- [What is being asked]: Search the listing for "което" and copy every line where it appears.

◆ ◆ ◆ ◆

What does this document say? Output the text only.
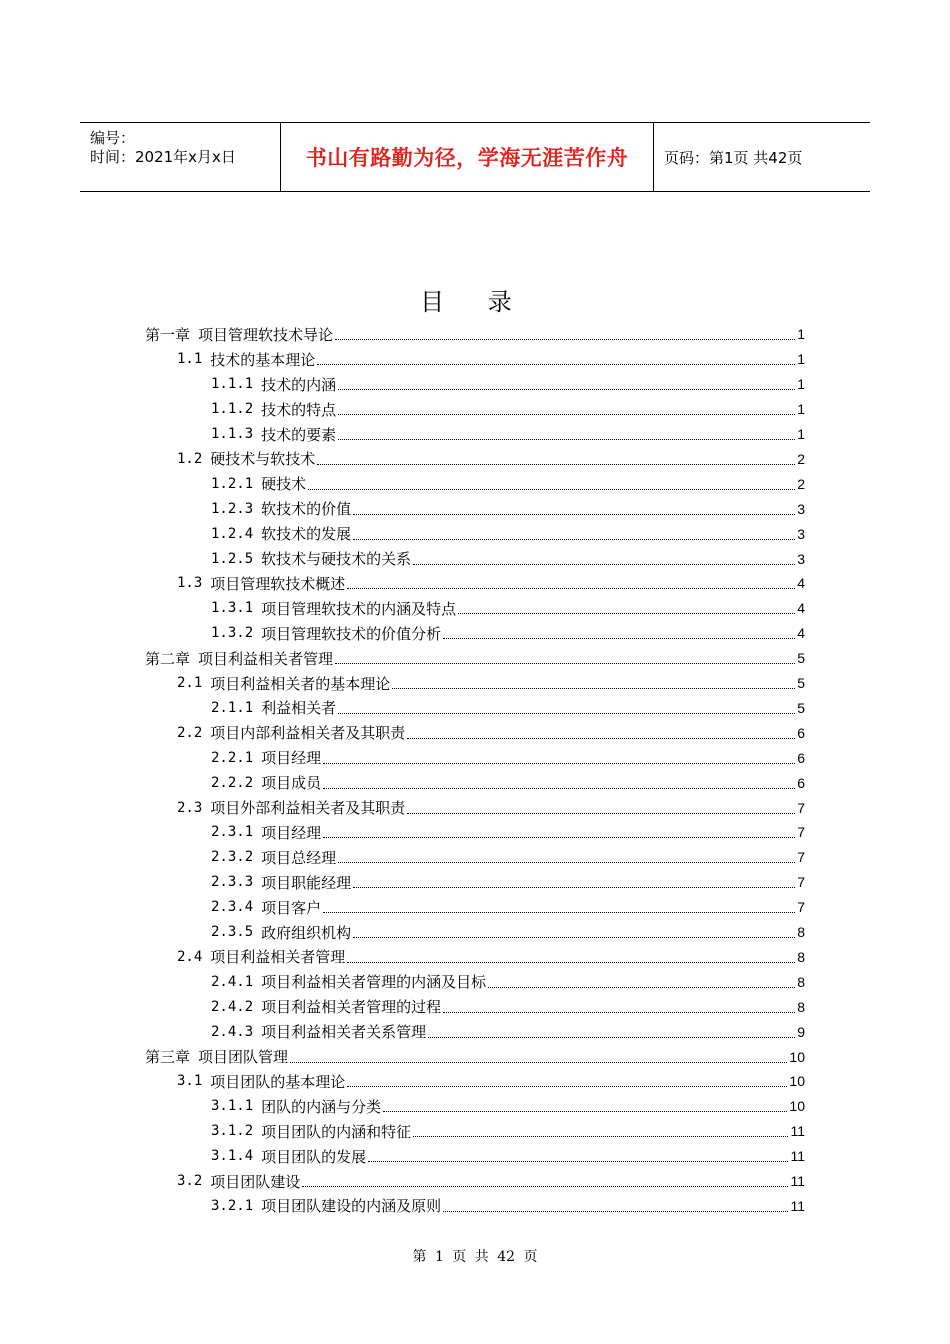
编号：
时间：2021年x月x日	书山有路勤为径，学海无涯苦作舟	页码：第1页 共42页
目 录
第一章 项目管理软技术导论	1
1.1 技术的基本理论	1
1.1.1 技术的内涵	1
1.1.2 技术的特点	1
1.1.3 技术的要素	1
1.2 硬技术与软技术	2
1.2.1 硬技术	2
1.2.3 软技术的价值	3
1.2.4 软技术的发展	3
1.2.5 软技术与硬技术的关系	3
1.3 项目管理软技术概述	4
1.3.1 项目管理软技术的内涵及特点	4
1.3.2 项目管理软技术的价值分析	4
第二章 项目利益相关者管理	5
2.1 项目利益相关者的基本理论	5
2.1.1 利益相关者	5
2.2 项目内部利益相关者及其职责	6
2.2.1 项目经理	6
2.2.2 项目成员	6
2.3 项目外部利益相关者及其职责	7
2.3.1 项目经理	7
2.3.2 项目总经理	7
2.3.3 项目职能经理	7
2.3.4 项目客户	7
2.3.5 政府组织机构	8
2.4 项目利益相关者管理	8
2.4.1 项目利益相关者管理的内涵及目标	8
2.4.2 项目利益相关者管理的过程	8
2.4.3 项目利益相关者关系管理	9
第三章 项目团队管理	10
3.1 项目团队的基本理论	10
3.1.1 团队的内涵与分类	10
3.1.2 项目团队的内涵和特征	11
3.1.4 项目团队的发展	11
3.2 项目团队建设	11
3.2.1 项目团队建设的内涵及原则	11
第 1 页 共 42 页
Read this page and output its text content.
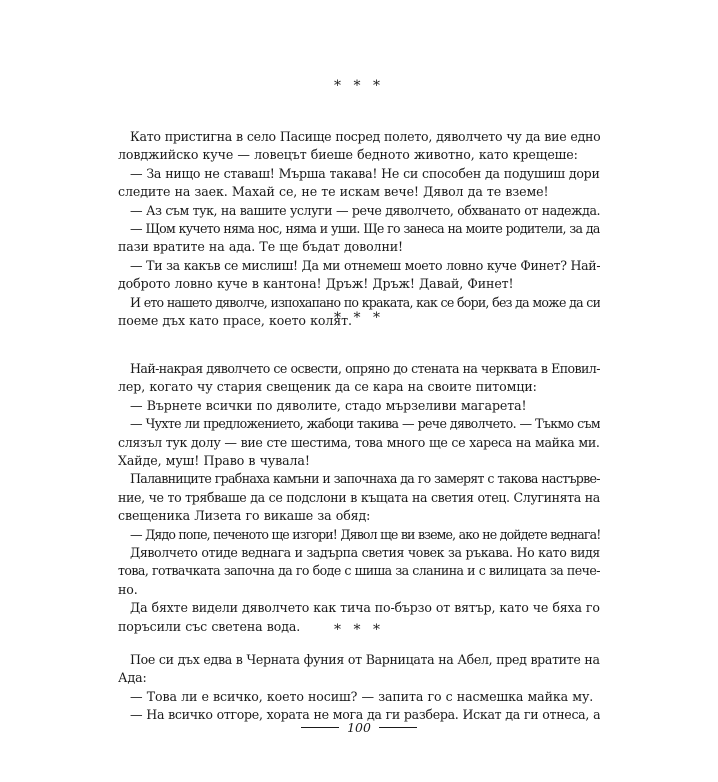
* * *
Като пристигна в село Пасище посред полето, дяволчето чу да вие едно
ловджийско куче — ловецът биеше бедното животно, като крещеше:
— За нищо не ставаш! Мърша такава! Не си способен да подушиш дори
следите на заек. Махай се, не те искам вече! Дявол да те вземе!
— Аз съм тук, на вашите услуги — рече дяволчето, обхванато от надежда.
— Щом кучето няма нос, няма и уши. Ще го занеса на моите родители, за да
пази вратите на ада. Те ще бъдат доволни!
— Ти за какъв се мислиш! Да ми отнемеш моето ловно куче Финет? Най-
доброто ловно куче в кантона! Дръж! Дръж! Давай, Финет!
И ето нашето дяволче, изпохапано по краката, как се бори, без да може да си
поеме дъх като прасе, което колят.
* * *
Най-накрая дяволчето се освести, опряно до стената на черквата в Еповил-
лер, когато чу стария свещеник да се кара на своите питомци:
— Върнете всички по дяволите, стадо мързеливи магарета!
— Чухте ли предложението, жабоци такива — рече дяволчето. — Тъкмо съм
слязъл тук долу — вие сте шестима, това много ще се хареса на майка ми.
Хайде, муш! Право в чувала!
Палавниците грабнаха камъни и започнаха да го замерят с такова настървe-
ние, че то трябваше да се подслони в къщата на светия отец. Слугинята на
свещеника Лизета го викаше за обяд:
— Дядо попе, печеното ще изгори! Дявол ще ви вземе, ако не дойдете веднага!
Дяволчето отиде веднага и задърпа светия човек за ръкава. Но като видя
това, готвачката започна да го боде с шиша за сланина и с вилицата за пече-
но.
Да бяхте видели дяволчето как тича по-бързо от вятър, като че бяха го
поръсили със светена вода.	* * *
Пое си дъх едва в Черната фуния от Варницата на Абел, пред вратите на
Ада:
— Това ли е всичко, което носиш? — запита го с насмешка майка му.
— На всичко отгоре, хората не мога да ги разбера. Искат да ги отнеса, а
100
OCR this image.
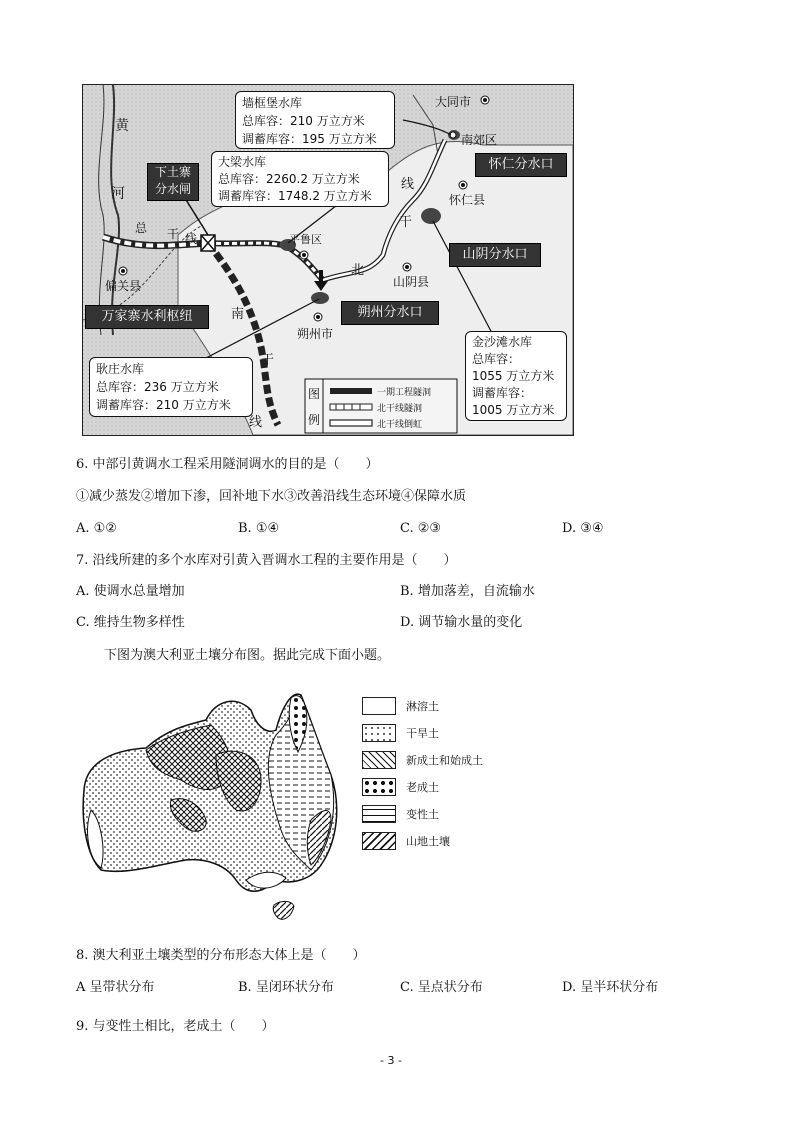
墙框堡水库
总库容：210 万立方米
调蓄库容：195 万立方米
大梁水库
总库容：2260.2 万立方米
调蓄库容：1748.2 万立方米
耿庄水库
总库容：236 万立方米
调蓄库容：210 万立方米
金沙滩水库
总库容：
1055 万立方米
调蓄库容：
1005 万立方米
万家寨水利枢纽
下土寨
分水闸
怀仁分水口
山阴分水口
朔州分水口
黄
河
总 干 线
偏关县
平鲁区
北
干
线
南
干
线
朔州市
山阴县
怀仁县
大同市
南郊区
图
例
一期工程隧洞
北干线隧洞
北干线倒虹
6. 中部引黄调水工程采用隧洞调水的目的是（　　）
①减少蒸发②增加下渗，回补地下水③改善沿线生态环境④保障水质
A. ①②	B. ①④	C. ②③	D. ③④
7. 沿线所建的多个水库对引黄入晋调水工程的主要作用是（　　）
A. 使调水总量增加	B. 增加落差，自流输水
C. 维持生物多样性	D. 调节输水量的变化
下图为澳大利亚土壤分布图。据此完成下面小题。
淋溶土
干旱土
新成土和始成土
老成土
变性土
山地土壤
8. 澳大利亚土壤类型的分布形态大体上是（　　）
A 呈带状分布	B. 呈闭环状分布	C. 呈点状分布	D. 呈半环状分布
9. 与变性土相比，老成土（　　）
- 3 -
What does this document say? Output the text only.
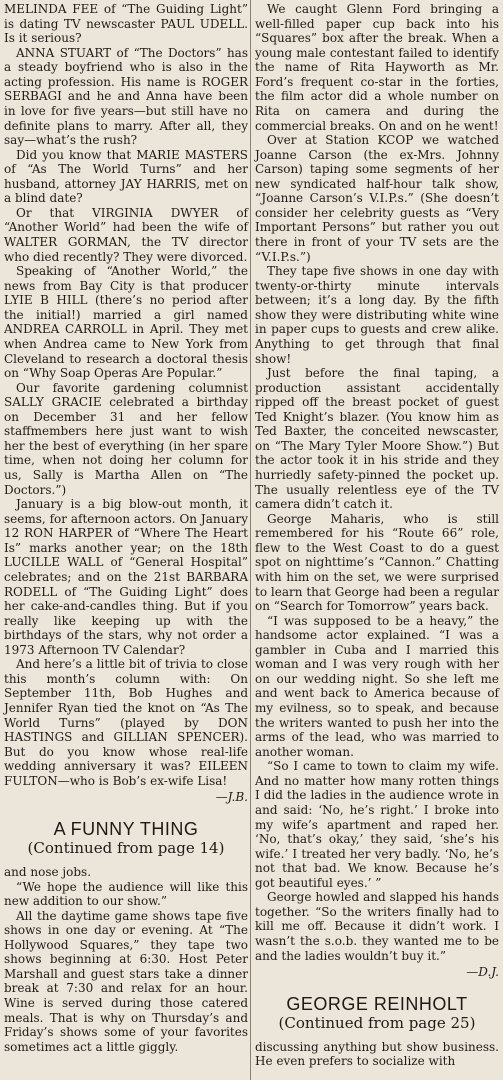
MELINDA FEE of “The Guiding Light” is dating TV newscaster PAUL UDELL. Is it serious?

ANNA STUART of “The Doctors” has a steady boyfriend who is also in the acting profession. His name is ROGER SERBAGI and he and Anna have been in love for five years—but still have no definite plans to marry. After all, they say—what’s the rush?

Did you know that MARIE MASTERS of “As The World Turns” and her husband, attorney JAY HARRIS, met on a blind date?

Or that VIRGINIA DWYER of “Another World” had been the wife of WALTER GORMAN, the TV director who died recently? They were divorced.

Speaking of “Another World,” the news from Bay City is that producer LYIE B HILL (there’s no period after the initial!) married a girl named ANDREA CARROLL in April. They met when Andrea came to New York from Cleveland to research a doctoral thesis on “Why Soap Operas Are Popular.”

Our favorite gardening columnist SALLY GRACIE celebrated a birthday on December 31 and her fellow staffmembers here just want to wish her the best of everything (in her spare time, when not doing her column for us, Sally is Martha Allen on “The Doctors.”)

January is a big blow-out month, it seems, for afternoon actors. On January 12 RON HARPER of “Where The Heart Is” marks another year; on the 18th LUCILLE WALL of “General Hospital” celebrates; and on the 21st BARBARA RODELL of “The Guiding Light” does her cake-and-candles thing. But if you really like keeping up with the birthdays of the stars, why not order a 1973 Afternoon TV Calendar?

And here’s a little bit of trivia to close this month’s column with: On September 11th, Bob Hughes and Jennifer Ryan tied the knot on “As The World Turns” (played by DON HASTINGS and GILLIAN SPENCER). But do you know whose real-life wedding anniversary it was? EILEEN FULTON—who is Bob’s ex-wife Lisa!

—J.B.
A FUNNY THING
(Continued from page 14)

and nose jobs.

“We hope the audience will like this new addition to our show.”

All the daytime game shows tape five shows in one day or evening. At “The Hollywood Squares,” they tape two shows beginning at 6:30. Host Peter Marshall and guest stars take a dinner break at 7:30 and relax for an hour. Wine is served during those catered meals. That is why on Thursday’s and Friday’s shows some of your favorites sometimes act a little giggly.

We caught Glenn Ford bringing a well-filled paper cup back into his “Squares” box after the break. When a young male contestant failed to identify the name of Rita Hayworth as Mr. Ford’s frequent co-star in the forties, the film actor did a whole number on Rita on camera and during the commercial breaks. On and on he went!

Over at Station KCOP we watched Joanne Carson (the ex-Mrs. Johnny Carson) taping some segments of her new syndicated half-hour talk show, “Joanne Carson’s V.I.P.s.” (She doesn’t consider her celebrity guests as “Very Important Persons” but rather you out there in front of your TV sets are the “V.I.P.s.”)

They tape five shows in one day with twenty-or-thirty minute intervals between; it’s a long day. By the fifth show they were distributing white wine in paper cups to guests and crew alike. Anything to get through that final show!

Just before the final taping, a production assistant accidentally ripped off the breast pocket of guest Ted Knight’s blazer. (You know him as Ted Baxter, the conceited newscaster, on “The Mary Tyler Moore Show.”) But the actor took it in his stride and they hurriedly safety-pinned the pocket up. The usually relentless eye of the TV camera didn’t catch it.

George Maharis, who is still remembered for his “Route 66” role, flew to the West Coast to do a guest spot on nighttime’s “Cannon.” Chatting with him on the set, we were surprised to learn that George had been a regular on “Search for Tomorrow” years back.

“I was supposed to be a heavy,” the handsome actor explained. “I was a gambler in Cuba and I married this woman and I was very rough with her on our wedding night. So she left me and went back to America because of my evilness, so to speak, and because the writers wanted to push her into the arms of the lead, who was married to another woman.

“So I came to town to claim my wife. And no matter how many rotten things I did the ladies in the audience wrote in and said: ‘No, he’s right.’ I broke into my wife’s apartment and raped her. ‘No, that’s okay,’ they said, ‘she’s his wife.’ I treated her very badly. ‘No, he’s not that bad. We know. Because he’s got beautiful eyes.’ ”

George howled and slapped his hands together. “So the writers finally had to kill me off. Because it didn’t work. I wasn’t the s.o.b. they wanted me to be and the ladies wouldn’t buy it.”

—D.J.
GEORGE REINHOLT
(Continued from page 25)

discussing anything but show business. He even prefers to socialize with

◆ ◆ ◆ ◆

- [Written answer]:
поеме дъх като прасе, което колят.
— Това ли е всичко, което носиш? — запита го с насмешка майка му.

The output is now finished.